EXERCISE INSTRUCTIONS: Pick out each line in these entries that contains the string "hemant".

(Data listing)
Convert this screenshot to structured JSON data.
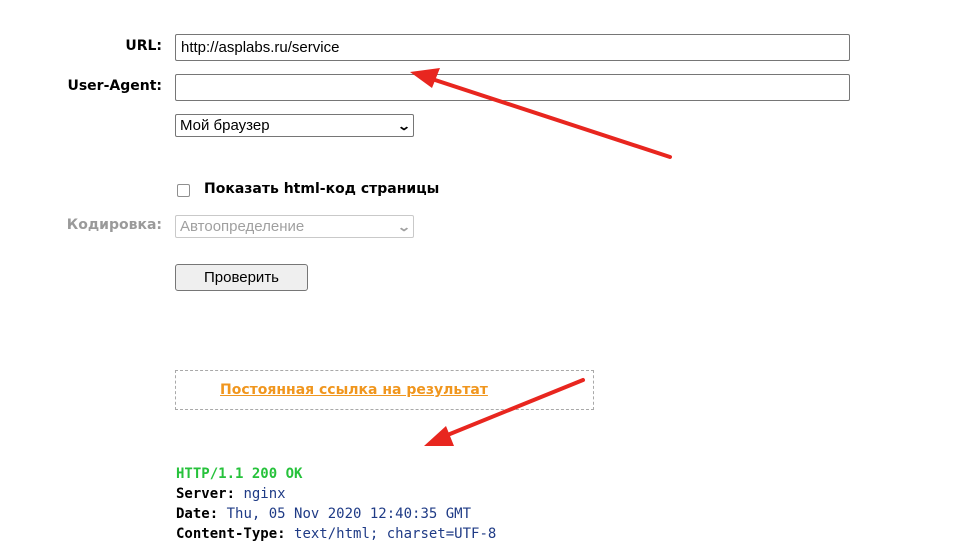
{
  "form": {
    "url_label": "URL:",
    "url_value": "http://asplabs.ru/service",
    "useragent_label": "User-Agent:",
    "useragent_value": "",
    "browser_select_value": "Мой браузер",
    "show_html_label": "Показать html-код страницы",
    "encoding_label": "Кодировка:",
    "encoding_select_value": "Автоопределение",
    "check_button_label": "Проверить"
  },
  "result": {
    "permalink_label": "Постоянная ссылка на результат",
    "status_line": "HTTP/1.1 200 OK",
    "headers": [
      {
        "key": "Server:",
        "value": "nginx"
      },
      {
        "key": "Date:",
        "value": "Thu, 05 Nov 2020 12:40:35 GMT"
      },
      {
        "key": "Content-Type:",
        "value": "text/html; charset=UTF-8"
      }
    ]
  },
  "colors": {
    "status": "#26c23b",
    "header_value": "#1f3b86",
    "permalink": "#f0961e",
    "annotation_arrow": "#e8261f"
  }
}
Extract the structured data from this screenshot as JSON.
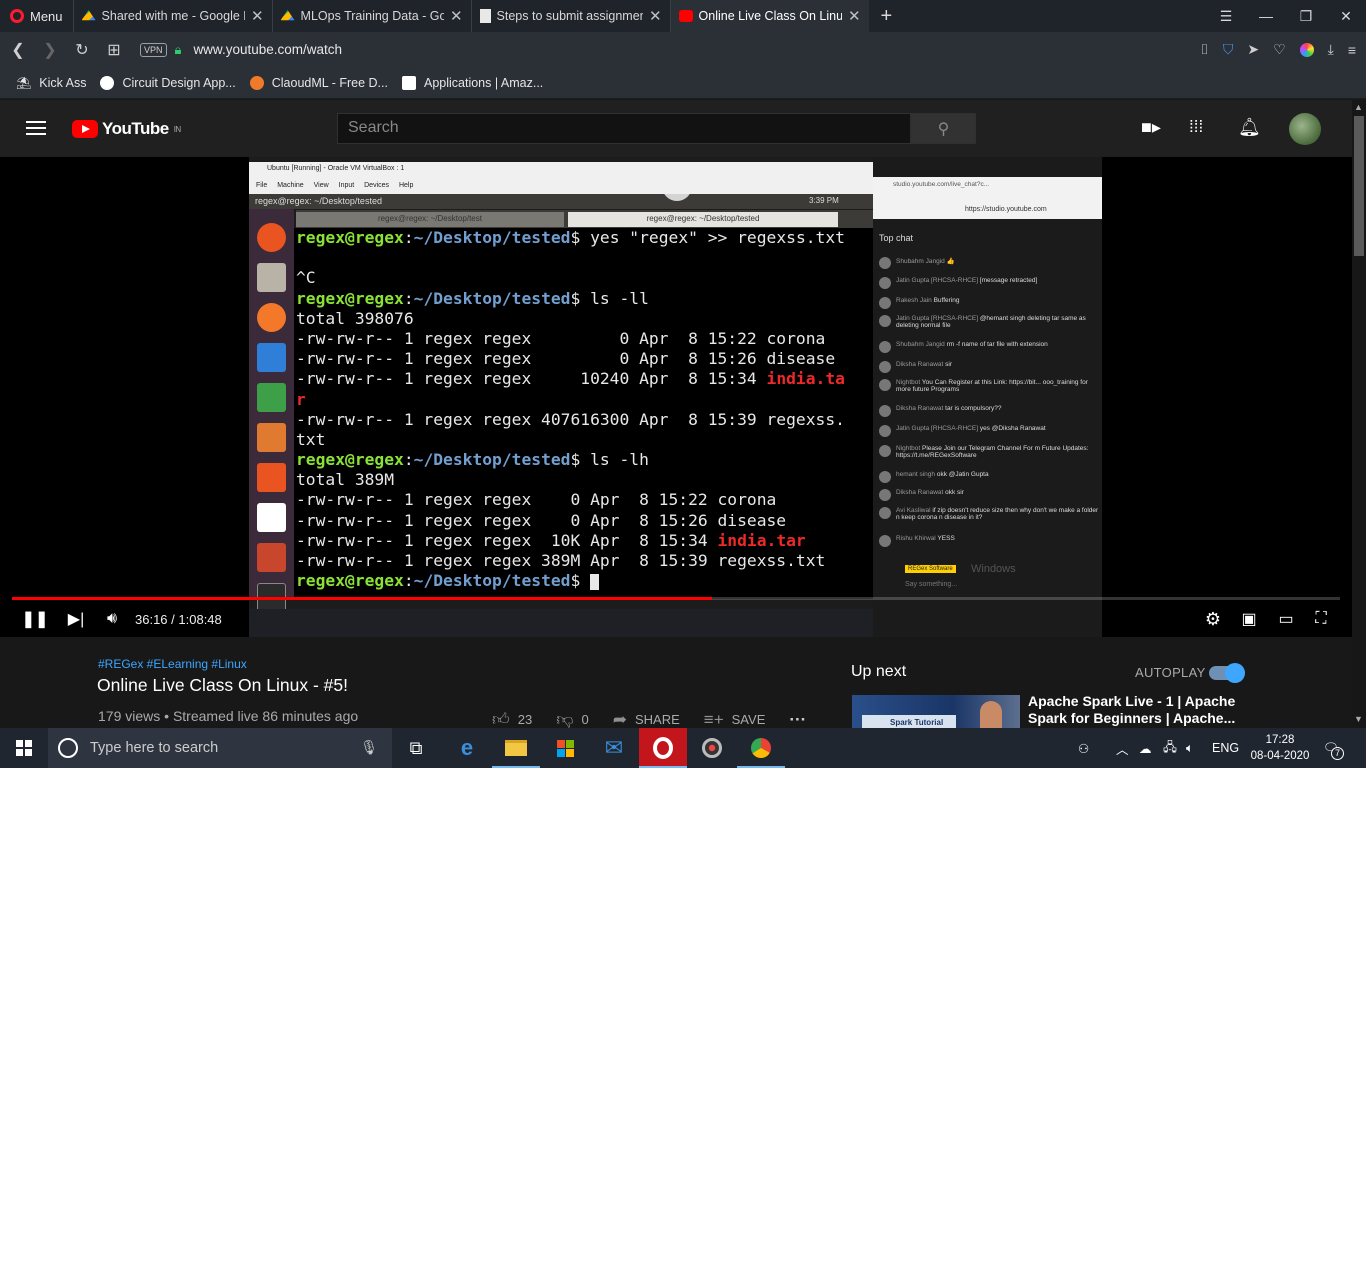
{
  "browser": {
    "menu_label": "Menu",
    "tabs": [
      {
        "title": "Shared with me - Google D",
        "favicon": "drive-icon",
        "active": false
      },
      {
        "title": "MLOps Training Data - Goo",
        "favicon": "drive-icon",
        "active": false
      },
      {
        "title": "Steps to submit assignmen",
        "favicon": "document-icon",
        "active": false
      },
      {
        "title": "Online Live Class On Linux",
        "favicon": "youtube-icon",
        "active": true
      }
    ],
    "url": "www.youtube.com/watch",
    "vpn_label": "VPN",
    "bookmarks": [
      "Kick Ass",
      "Circuit Design App...",
      "ClaoudML - Free D...",
      "Applications | Amaz..."
    ]
  },
  "youtube": {
    "logo_text": "YouTube",
    "region": "IN",
    "search_placeholder": "Search"
  },
  "video_frame": {
    "vbox_title": "Ubuntu [Running] - Oracle VM VirtualBox : 1",
    "vbox_menu": "File Machine View Input Devices Help",
    "ubuntu_window_title": "regex@regex: ~/Desktop/tested",
    "ubuntu_clock": "3:39 PM",
    "terminal_tabs": [
      "regex@regex: ~/Desktop/test",
      "regex@regex: ~/Desktop/tested"
    ],
    "terminal_lines": [
      {
        "prompt": "regex@regex",
        "path": "~/Desktop/tested",
        "cmd": " yes \"regex\" >> regexss.txt"
      },
      {
        "text": ""
      },
      {
        "text": "^C"
      },
      {
        "prompt": "regex@regex",
        "path": "~/Desktop/tested",
        "cmd": " ls -ll"
      },
      {
        "text": "total 398076"
      },
      {
        "text": "-rw-rw-r-- 1 regex regex         0 Apr  8 15:22 corona"
      },
      {
        "text": "-rw-rw-r-- 1 regex regex         0 Apr  8 15:26 disease"
      },
      {
        "text": "-rw-rw-r-- 1 regex regex     10240 Apr  8 15:34 ",
        "red": "india.ta"
      },
      {
        "text": "",
        "red": "r"
      },
      {
        "text": "-rw-rw-r-- 1 regex regex 407616300 Apr  8 15:39 regexss."
      },
      {
        "text": "txt"
      },
      {
        "prompt": "regex@regex",
        "path": "~/Desktop/tested",
        "cmd": " ls -lh"
      },
      {
        "text": "total 389M"
      },
      {
        "text": "-rw-rw-r-- 1 regex regex    0 Apr  8 15:22 corona"
      },
      {
        "text": "-rw-rw-r-- 1 regex regex    0 Apr  8 15:26 disease"
      },
      {
        "text": "-rw-rw-r-- 1 regex regex  10K Apr  8 15:34 ",
        "red": "india.tar"
      },
      {
        "text": "-rw-rw-r-- 1 regex regex 389M Apr  8 15:39 regexss.txt"
      },
      {
        "prompt": "regex@regex",
        "path": "~/Desktop/tested",
        "cmd": " ",
        "cursor": true
      }
    ],
    "chat_url": "https://studio.youtube.com",
    "chat_tab": "studio.youtube.com/live_chat?c...",
    "chat_header": "Top chat",
    "chat_messages": [
      {
        "user": "Shubahm Jangid",
        "text": "👍"
      },
      {
        "user": "Jatin Gupta [RHCSA-RHCE]",
        "text": "[message retracted]"
      },
      {
        "user": "Rakesh Jain",
        "text": "Buffering"
      },
      {
        "user": "Jatin Gupta [RHCSA-RHCE]",
        "text": "@hemant singh deleting tar same as deleting normal file"
      },
      {
        "user": "Shubahm Jangid",
        "text": "rm -f name of tar file with extension"
      },
      {
        "user": "Diksha Ranawat",
        "text": "sir"
      },
      {
        "user": "Nightbot",
        "text": "You Can Register at this Link: https://bit... ooo_training for more future Programs"
      },
      {
        "user": "Diksha Ranawat",
        "text": "tar is compulsory??"
      },
      {
        "user": "Jatin Gupta [RHCSA-RHCE]",
        "text": "yes @Diksha Ranawat"
      },
      {
        "user": "Nightbot",
        "text": "Please Join our Telegram Channel For m Future Updates: https://t.me/REGexSoftware"
      },
      {
        "user": "hemant singh",
        "text": "okk @Jatin Gupta"
      },
      {
        "user": "Diksha Ranawat",
        "text": "okk sir"
      },
      {
        "user": "Avi Kasliwal",
        "text": "if zip doesn't reduce size then why don't we make a folder n keep corona n disease in it?"
      },
      {
        "user": "Rishu Khirwal",
        "text": "YESS"
      }
    ],
    "chat_footer_badge": "REGex Software",
    "chat_footer_text": "Say something...",
    "watermark": "Windows"
  },
  "player": {
    "current_time": "36:16",
    "duration": "1:08:48",
    "progress": 0.527
  },
  "info": {
    "hashtags": "#REGex #ELearning #Linux",
    "title": "Online Live Class On Linux - #5!",
    "views": "179 views",
    "streamed": "Streamed live 86 minutes ago",
    "likes": "23",
    "dislikes": "0",
    "share_label": "SHARE",
    "save_label": "SAVE"
  },
  "sidebar": {
    "up_next_label": "Up next",
    "autoplay_label": "AUTOPLAY",
    "autoplay_on": true,
    "next_video_title": "Apache Spark Live - 1 | Apache Spark for Beginners | Apache...",
    "thumb_text": "Spark Tutorial"
  },
  "taskbar": {
    "search_placeholder": "Type here to search",
    "language": "ENG",
    "time": "17:28",
    "date": "08-04-2020",
    "notifications": "7"
  },
  "colors": {
    "youtube_red": "#ff0000",
    "link_blue": "#3ea6ff",
    "terminal_green": "#8ae234",
    "terminal_blue": "#729fcf",
    "terminal_red": "#ef2929"
  }
}
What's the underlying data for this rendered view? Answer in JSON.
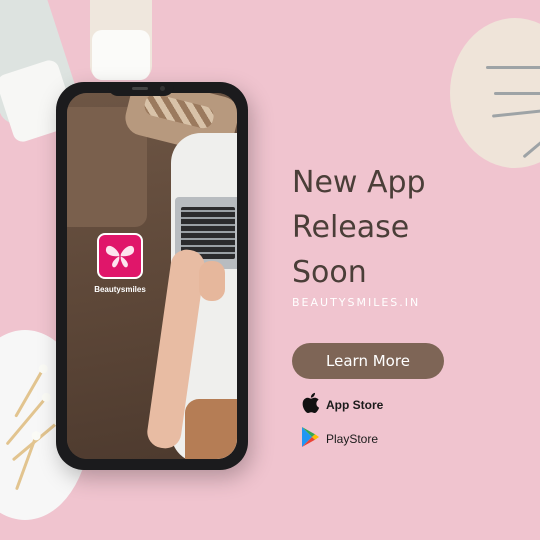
{
  "app": {
    "icon": "butterfly-icon",
    "label": "Beautysmiles",
    "accent": "#e0166a"
  },
  "headline": [
    "New App",
    "Release",
    "Soon"
  ],
  "domain": "BEAUTYSMILES.IN",
  "cta": {
    "label": "Learn More",
    "color": "#7e6556"
  },
  "stores": [
    {
      "icon": "apple-icon",
      "label": "App Store"
    },
    {
      "icon": "google-play-icon",
      "label": "PlayStore"
    }
  ],
  "colors": {
    "background": "#f0c4cf",
    "headline": "#4a3e38"
  }
}
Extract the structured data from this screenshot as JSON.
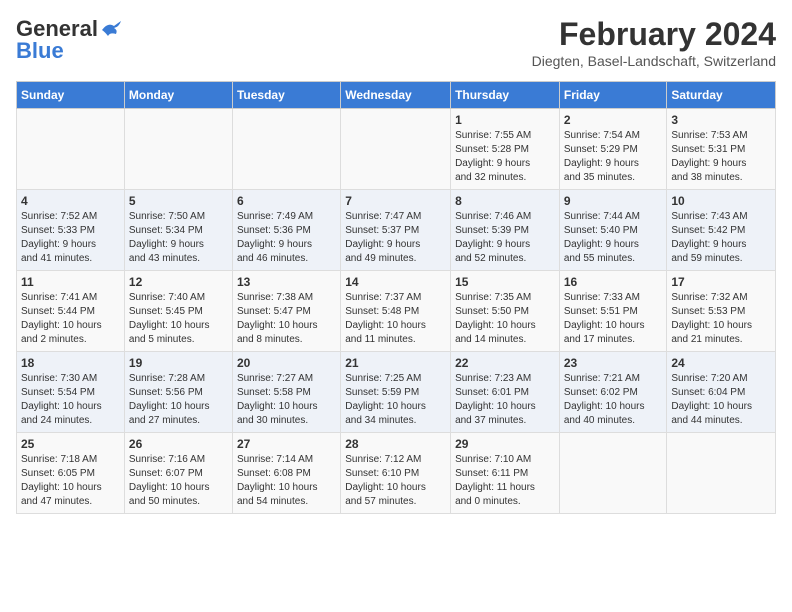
{
  "logo": {
    "text_general": "General",
    "text_blue": "Blue"
  },
  "header": {
    "month": "February 2024",
    "location": "Diegten, Basel-Landschaft, Switzerland"
  },
  "weekdays": [
    "Sunday",
    "Monday",
    "Tuesday",
    "Wednesday",
    "Thursday",
    "Friday",
    "Saturday"
  ],
  "weeks": [
    [
      {
        "day": "",
        "info": ""
      },
      {
        "day": "",
        "info": ""
      },
      {
        "day": "",
        "info": ""
      },
      {
        "day": "",
        "info": ""
      },
      {
        "day": "1",
        "info": "Sunrise: 7:55 AM\nSunset: 5:28 PM\nDaylight: 9 hours\nand 32 minutes."
      },
      {
        "day": "2",
        "info": "Sunrise: 7:54 AM\nSunset: 5:29 PM\nDaylight: 9 hours\nand 35 minutes."
      },
      {
        "day": "3",
        "info": "Sunrise: 7:53 AM\nSunset: 5:31 PM\nDaylight: 9 hours\nand 38 minutes."
      }
    ],
    [
      {
        "day": "4",
        "info": "Sunrise: 7:52 AM\nSunset: 5:33 PM\nDaylight: 9 hours\nand 41 minutes."
      },
      {
        "day": "5",
        "info": "Sunrise: 7:50 AM\nSunset: 5:34 PM\nDaylight: 9 hours\nand 43 minutes."
      },
      {
        "day": "6",
        "info": "Sunrise: 7:49 AM\nSunset: 5:36 PM\nDaylight: 9 hours\nand 46 minutes."
      },
      {
        "day": "7",
        "info": "Sunrise: 7:47 AM\nSunset: 5:37 PM\nDaylight: 9 hours\nand 49 minutes."
      },
      {
        "day": "8",
        "info": "Sunrise: 7:46 AM\nSunset: 5:39 PM\nDaylight: 9 hours\nand 52 minutes."
      },
      {
        "day": "9",
        "info": "Sunrise: 7:44 AM\nSunset: 5:40 PM\nDaylight: 9 hours\nand 55 minutes."
      },
      {
        "day": "10",
        "info": "Sunrise: 7:43 AM\nSunset: 5:42 PM\nDaylight: 9 hours\nand 59 minutes."
      }
    ],
    [
      {
        "day": "11",
        "info": "Sunrise: 7:41 AM\nSunset: 5:44 PM\nDaylight: 10 hours\nand 2 minutes."
      },
      {
        "day": "12",
        "info": "Sunrise: 7:40 AM\nSunset: 5:45 PM\nDaylight: 10 hours\nand 5 minutes."
      },
      {
        "day": "13",
        "info": "Sunrise: 7:38 AM\nSunset: 5:47 PM\nDaylight: 10 hours\nand 8 minutes."
      },
      {
        "day": "14",
        "info": "Sunrise: 7:37 AM\nSunset: 5:48 PM\nDaylight: 10 hours\nand 11 minutes."
      },
      {
        "day": "15",
        "info": "Sunrise: 7:35 AM\nSunset: 5:50 PM\nDaylight: 10 hours\nand 14 minutes."
      },
      {
        "day": "16",
        "info": "Sunrise: 7:33 AM\nSunset: 5:51 PM\nDaylight: 10 hours\nand 17 minutes."
      },
      {
        "day": "17",
        "info": "Sunrise: 7:32 AM\nSunset: 5:53 PM\nDaylight: 10 hours\nand 21 minutes."
      }
    ],
    [
      {
        "day": "18",
        "info": "Sunrise: 7:30 AM\nSunset: 5:54 PM\nDaylight: 10 hours\nand 24 minutes."
      },
      {
        "day": "19",
        "info": "Sunrise: 7:28 AM\nSunset: 5:56 PM\nDaylight: 10 hours\nand 27 minutes."
      },
      {
        "day": "20",
        "info": "Sunrise: 7:27 AM\nSunset: 5:58 PM\nDaylight: 10 hours\nand 30 minutes."
      },
      {
        "day": "21",
        "info": "Sunrise: 7:25 AM\nSunset: 5:59 PM\nDaylight: 10 hours\nand 34 minutes."
      },
      {
        "day": "22",
        "info": "Sunrise: 7:23 AM\nSunset: 6:01 PM\nDaylight: 10 hours\nand 37 minutes."
      },
      {
        "day": "23",
        "info": "Sunrise: 7:21 AM\nSunset: 6:02 PM\nDaylight: 10 hours\nand 40 minutes."
      },
      {
        "day": "24",
        "info": "Sunrise: 7:20 AM\nSunset: 6:04 PM\nDaylight: 10 hours\nand 44 minutes."
      }
    ],
    [
      {
        "day": "25",
        "info": "Sunrise: 7:18 AM\nSunset: 6:05 PM\nDaylight: 10 hours\nand 47 minutes."
      },
      {
        "day": "26",
        "info": "Sunrise: 7:16 AM\nSunset: 6:07 PM\nDaylight: 10 hours\nand 50 minutes."
      },
      {
        "day": "27",
        "info": "Sunrise: 7:14 AM\nSunset: 6:08 PM\nDaylight: 10 hours\nand 54 minutes."
      },
      {
        "day": "28",
        "info": "Sunrise: 7:12 AM\nSunset: 6:10 PM\nDaylight: 10 hours\nand 57 minutes."
      },
      {
        "day": "29",
        "info": "Sunrise: 7:10 AM\nSunset: 6:11 PM\nDaylight: 11 hours\nand 0 minutes."
      },
      {
        "day": "",
        "info": ""
      },
      {
        "day": "",
        "info": ""
      }
    ]
  ]
}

EXPECTED OUTPUT:
        "text": "@hemant singh deleting tar same as deleting normal file"
        "user": "hemant singh",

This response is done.